───── Supplied entries ─────

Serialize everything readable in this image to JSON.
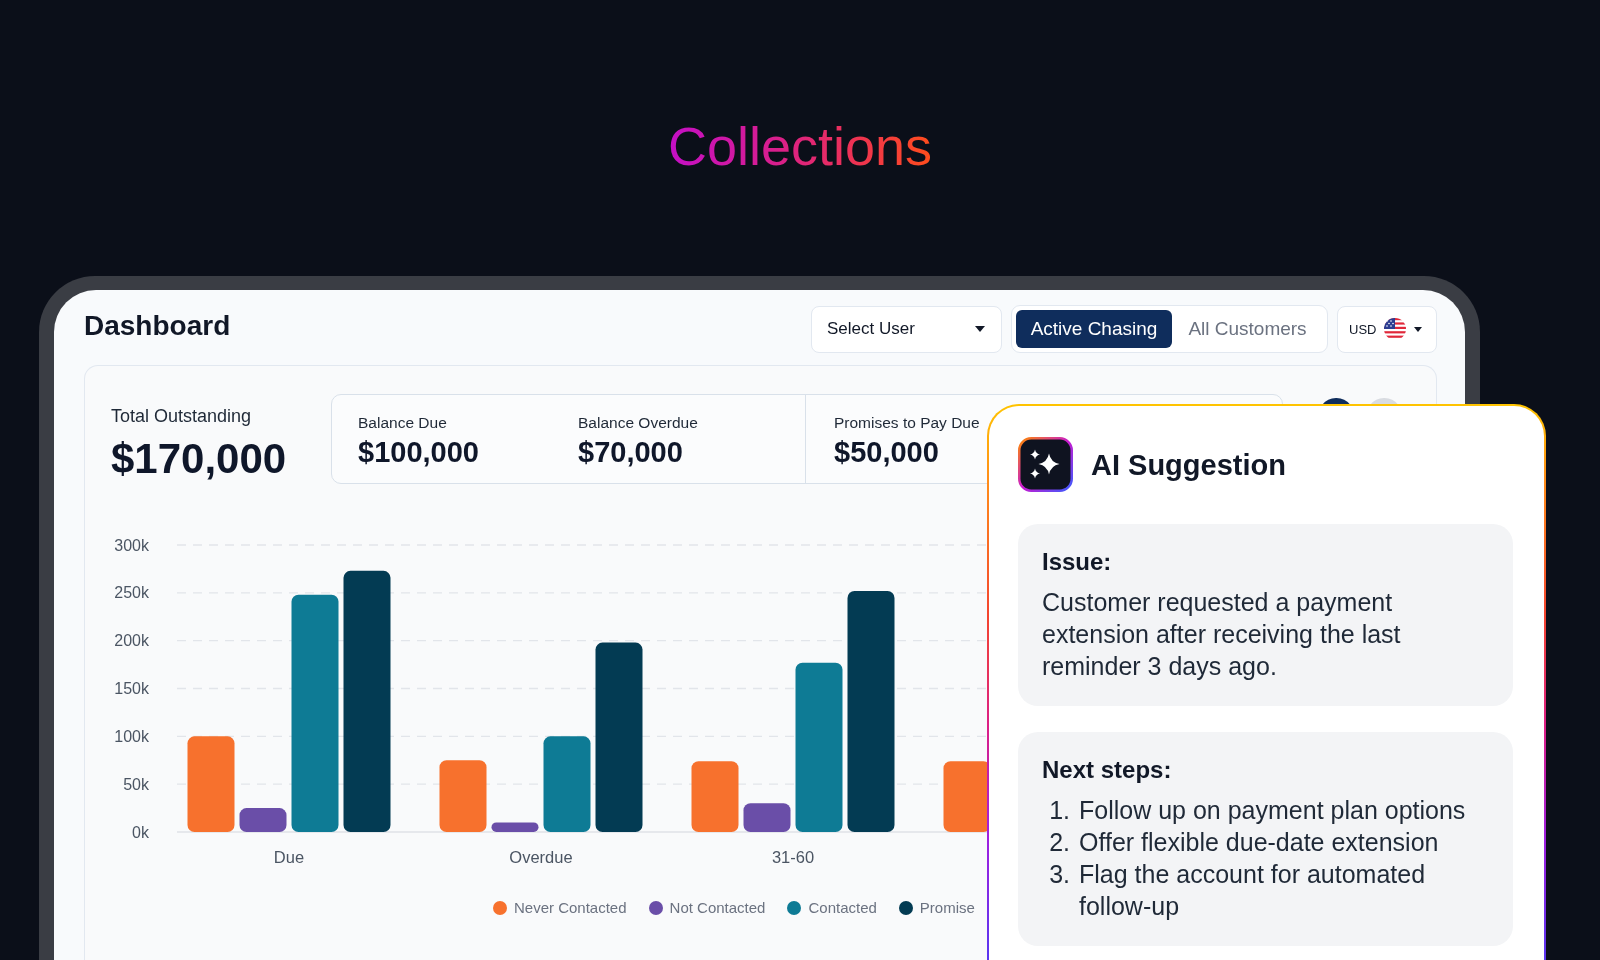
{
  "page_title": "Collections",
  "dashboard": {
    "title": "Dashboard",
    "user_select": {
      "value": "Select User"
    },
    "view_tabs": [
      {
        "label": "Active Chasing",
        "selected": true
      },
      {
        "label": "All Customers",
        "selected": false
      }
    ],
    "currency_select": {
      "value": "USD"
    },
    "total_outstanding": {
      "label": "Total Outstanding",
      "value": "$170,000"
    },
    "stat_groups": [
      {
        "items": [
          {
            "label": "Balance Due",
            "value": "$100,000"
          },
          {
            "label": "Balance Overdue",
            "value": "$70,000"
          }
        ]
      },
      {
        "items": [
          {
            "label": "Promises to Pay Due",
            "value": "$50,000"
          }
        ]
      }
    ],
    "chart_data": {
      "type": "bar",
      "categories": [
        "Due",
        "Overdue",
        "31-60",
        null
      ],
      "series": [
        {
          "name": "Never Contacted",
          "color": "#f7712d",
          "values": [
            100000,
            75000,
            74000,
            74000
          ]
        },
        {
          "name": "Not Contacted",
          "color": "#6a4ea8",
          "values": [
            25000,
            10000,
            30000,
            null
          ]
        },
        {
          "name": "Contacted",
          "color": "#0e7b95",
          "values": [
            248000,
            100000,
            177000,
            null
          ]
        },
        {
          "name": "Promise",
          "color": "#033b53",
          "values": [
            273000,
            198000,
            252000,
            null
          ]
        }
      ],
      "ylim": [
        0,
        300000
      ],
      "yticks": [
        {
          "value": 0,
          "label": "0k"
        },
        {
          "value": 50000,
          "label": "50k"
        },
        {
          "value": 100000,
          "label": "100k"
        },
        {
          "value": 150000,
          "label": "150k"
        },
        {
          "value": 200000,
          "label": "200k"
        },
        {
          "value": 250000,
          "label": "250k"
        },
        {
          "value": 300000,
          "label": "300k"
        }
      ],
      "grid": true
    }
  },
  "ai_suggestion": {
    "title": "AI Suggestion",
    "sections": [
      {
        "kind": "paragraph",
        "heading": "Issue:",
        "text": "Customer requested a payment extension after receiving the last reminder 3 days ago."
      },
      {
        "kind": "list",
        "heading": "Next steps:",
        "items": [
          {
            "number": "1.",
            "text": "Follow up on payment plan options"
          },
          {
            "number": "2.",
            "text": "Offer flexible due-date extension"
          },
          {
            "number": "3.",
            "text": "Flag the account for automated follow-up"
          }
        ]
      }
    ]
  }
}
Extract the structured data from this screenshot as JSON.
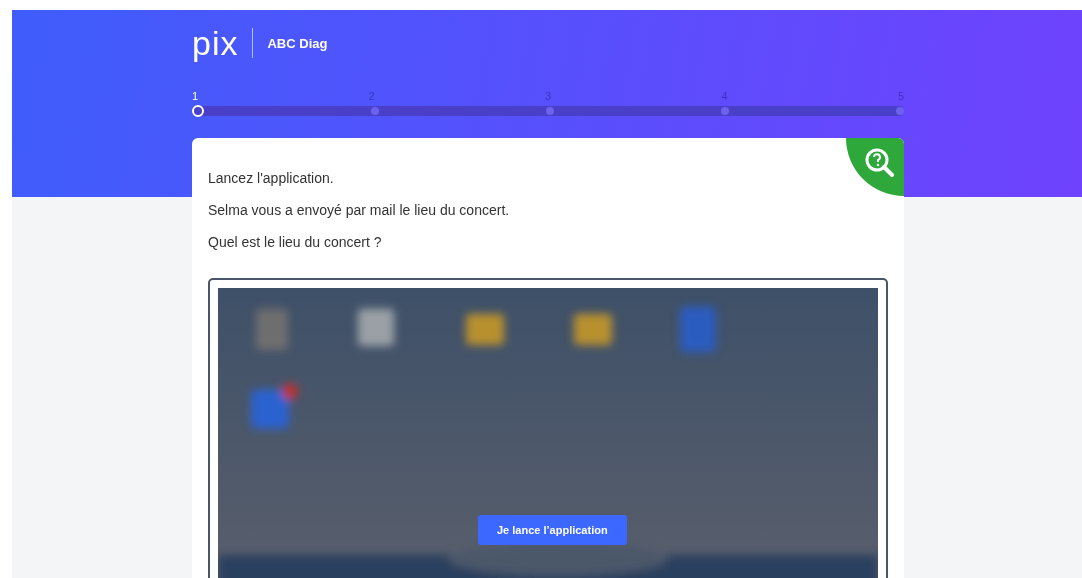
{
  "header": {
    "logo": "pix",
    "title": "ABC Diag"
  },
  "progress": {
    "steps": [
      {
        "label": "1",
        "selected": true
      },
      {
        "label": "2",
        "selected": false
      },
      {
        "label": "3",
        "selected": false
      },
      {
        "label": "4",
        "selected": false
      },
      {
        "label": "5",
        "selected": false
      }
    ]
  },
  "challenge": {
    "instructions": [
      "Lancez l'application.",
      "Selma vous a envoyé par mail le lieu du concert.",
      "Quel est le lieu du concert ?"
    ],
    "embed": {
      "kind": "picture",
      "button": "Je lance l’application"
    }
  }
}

─────
───── Supplied entries ─────

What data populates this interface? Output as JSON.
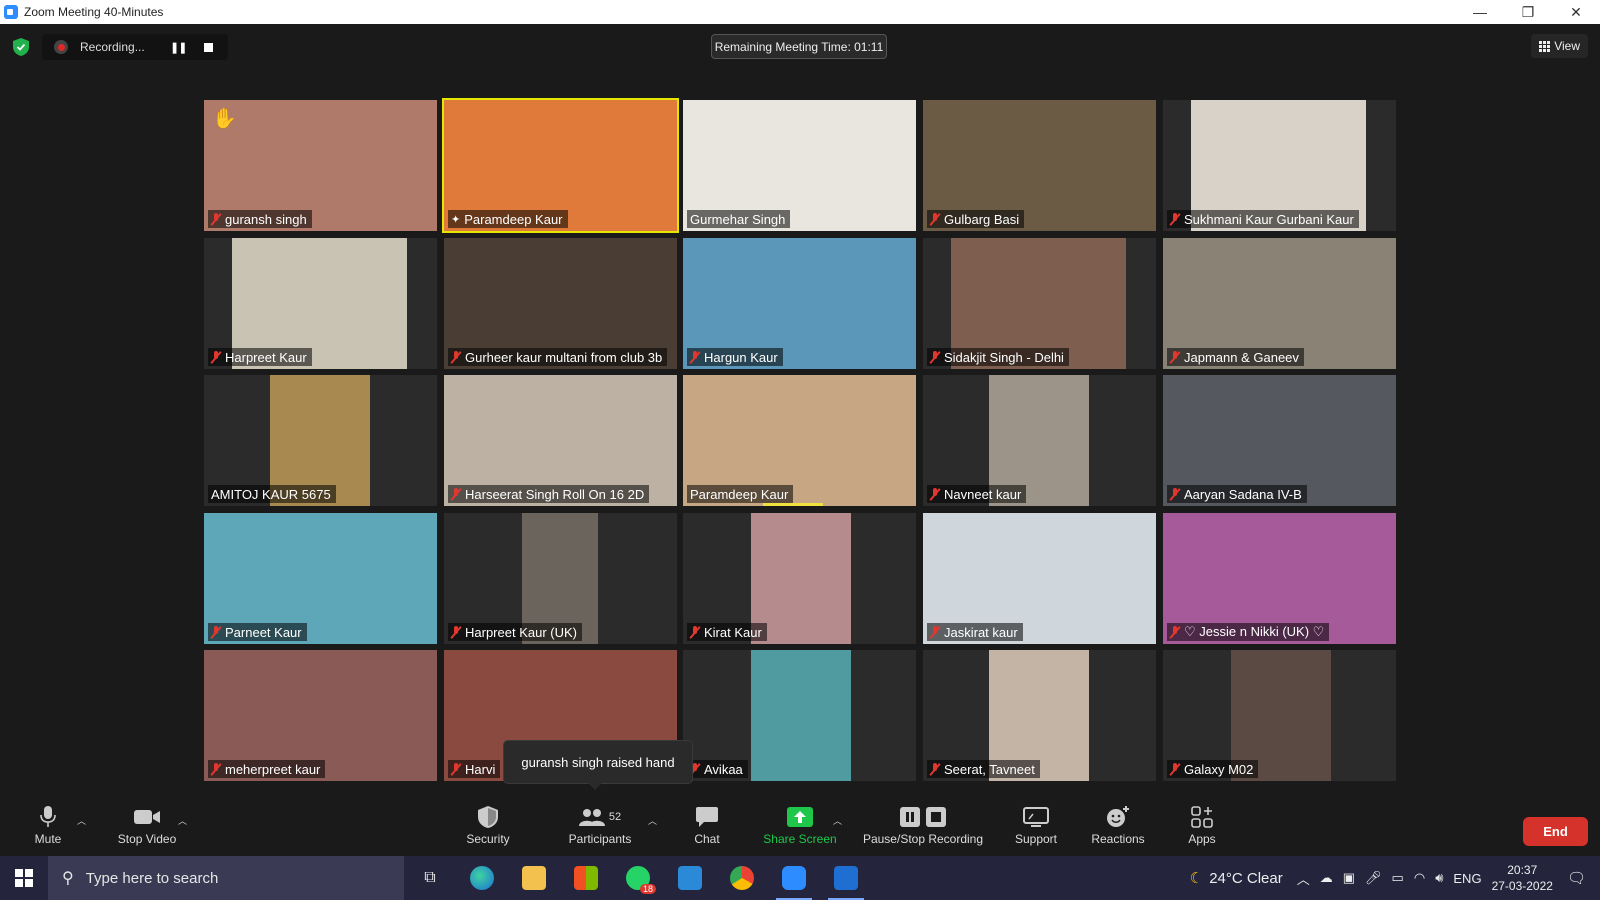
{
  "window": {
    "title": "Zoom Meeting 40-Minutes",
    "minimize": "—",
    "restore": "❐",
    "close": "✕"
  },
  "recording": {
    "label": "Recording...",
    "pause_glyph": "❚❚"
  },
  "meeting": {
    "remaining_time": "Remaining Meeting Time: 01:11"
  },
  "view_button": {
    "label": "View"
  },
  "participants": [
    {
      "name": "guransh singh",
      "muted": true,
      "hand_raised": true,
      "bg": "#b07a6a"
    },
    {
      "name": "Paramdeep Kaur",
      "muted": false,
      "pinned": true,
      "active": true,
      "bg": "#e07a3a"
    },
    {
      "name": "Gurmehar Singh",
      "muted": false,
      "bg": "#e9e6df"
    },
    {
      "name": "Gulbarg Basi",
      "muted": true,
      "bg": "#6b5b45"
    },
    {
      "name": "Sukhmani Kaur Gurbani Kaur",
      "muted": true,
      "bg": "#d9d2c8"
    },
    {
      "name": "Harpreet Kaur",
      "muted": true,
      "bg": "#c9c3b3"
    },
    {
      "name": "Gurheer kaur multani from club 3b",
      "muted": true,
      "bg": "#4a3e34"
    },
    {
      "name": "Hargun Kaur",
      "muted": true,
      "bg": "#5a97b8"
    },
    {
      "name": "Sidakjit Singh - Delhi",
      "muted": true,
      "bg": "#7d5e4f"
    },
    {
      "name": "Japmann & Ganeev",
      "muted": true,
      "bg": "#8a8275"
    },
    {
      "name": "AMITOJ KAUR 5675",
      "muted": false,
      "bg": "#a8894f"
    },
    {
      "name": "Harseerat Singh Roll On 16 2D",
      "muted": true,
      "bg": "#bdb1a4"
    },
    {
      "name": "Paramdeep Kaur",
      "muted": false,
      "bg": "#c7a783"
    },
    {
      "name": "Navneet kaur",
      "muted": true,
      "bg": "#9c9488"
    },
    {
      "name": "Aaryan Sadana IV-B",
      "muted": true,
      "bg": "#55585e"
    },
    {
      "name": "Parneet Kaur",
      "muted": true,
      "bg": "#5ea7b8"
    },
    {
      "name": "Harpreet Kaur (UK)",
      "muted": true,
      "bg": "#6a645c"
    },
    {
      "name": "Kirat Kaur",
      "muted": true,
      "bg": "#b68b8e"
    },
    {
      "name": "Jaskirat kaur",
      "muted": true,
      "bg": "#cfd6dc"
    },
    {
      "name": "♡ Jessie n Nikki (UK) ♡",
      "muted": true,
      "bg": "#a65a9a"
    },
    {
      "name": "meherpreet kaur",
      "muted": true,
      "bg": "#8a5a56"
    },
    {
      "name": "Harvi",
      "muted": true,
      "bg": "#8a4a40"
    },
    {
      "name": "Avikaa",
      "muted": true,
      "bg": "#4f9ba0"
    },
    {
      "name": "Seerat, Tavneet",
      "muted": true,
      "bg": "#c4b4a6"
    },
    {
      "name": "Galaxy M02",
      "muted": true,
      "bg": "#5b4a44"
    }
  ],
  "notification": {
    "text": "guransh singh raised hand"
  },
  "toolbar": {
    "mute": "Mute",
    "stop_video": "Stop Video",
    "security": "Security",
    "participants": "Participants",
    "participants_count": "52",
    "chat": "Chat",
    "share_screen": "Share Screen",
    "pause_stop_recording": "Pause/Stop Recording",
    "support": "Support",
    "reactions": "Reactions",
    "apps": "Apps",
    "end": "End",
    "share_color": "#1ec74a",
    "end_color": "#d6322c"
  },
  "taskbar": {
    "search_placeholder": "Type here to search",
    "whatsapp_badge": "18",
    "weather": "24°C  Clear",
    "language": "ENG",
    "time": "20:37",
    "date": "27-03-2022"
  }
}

─────

Instructions for the task: Identify each line in the records above that contains the word "from", and copy it out in full.

Complete output:
Extract the structured data from this screenshot as JSON.
      "name": "Gurheer kaur multani from club 3b",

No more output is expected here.